• What you are asked to do: Of all the lines in the material below, how many include the string "ящики"? Give the number only.
====== Data provided ======
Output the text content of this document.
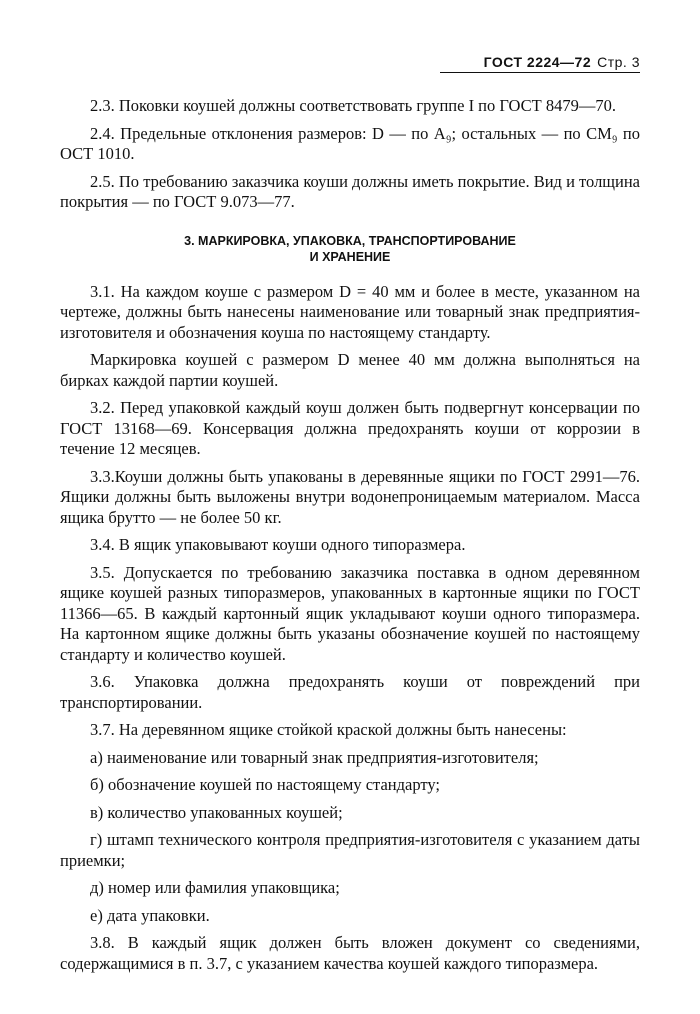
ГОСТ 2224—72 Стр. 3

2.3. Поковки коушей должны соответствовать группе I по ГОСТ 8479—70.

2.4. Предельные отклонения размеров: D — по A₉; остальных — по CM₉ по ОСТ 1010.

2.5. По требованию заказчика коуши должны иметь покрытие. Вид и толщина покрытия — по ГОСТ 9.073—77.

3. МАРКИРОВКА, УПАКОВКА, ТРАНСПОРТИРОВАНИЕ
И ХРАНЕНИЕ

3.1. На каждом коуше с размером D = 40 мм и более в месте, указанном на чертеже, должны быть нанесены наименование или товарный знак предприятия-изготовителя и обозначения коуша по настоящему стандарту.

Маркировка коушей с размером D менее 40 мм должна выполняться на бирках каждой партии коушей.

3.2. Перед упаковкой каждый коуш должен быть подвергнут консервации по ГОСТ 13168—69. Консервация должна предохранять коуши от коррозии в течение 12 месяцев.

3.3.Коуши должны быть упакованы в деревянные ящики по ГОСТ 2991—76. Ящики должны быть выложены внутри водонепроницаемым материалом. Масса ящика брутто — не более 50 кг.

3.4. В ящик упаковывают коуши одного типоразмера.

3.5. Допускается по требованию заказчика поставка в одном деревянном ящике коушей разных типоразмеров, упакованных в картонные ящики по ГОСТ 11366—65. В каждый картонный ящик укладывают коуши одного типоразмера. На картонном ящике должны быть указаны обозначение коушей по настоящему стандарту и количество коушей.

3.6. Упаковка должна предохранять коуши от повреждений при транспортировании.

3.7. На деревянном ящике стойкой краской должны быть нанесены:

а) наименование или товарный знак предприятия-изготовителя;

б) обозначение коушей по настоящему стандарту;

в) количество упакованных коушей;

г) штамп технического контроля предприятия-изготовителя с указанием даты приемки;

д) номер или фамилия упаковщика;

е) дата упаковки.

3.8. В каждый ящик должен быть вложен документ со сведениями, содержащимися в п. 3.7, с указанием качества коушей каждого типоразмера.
======
• Output of the task: 2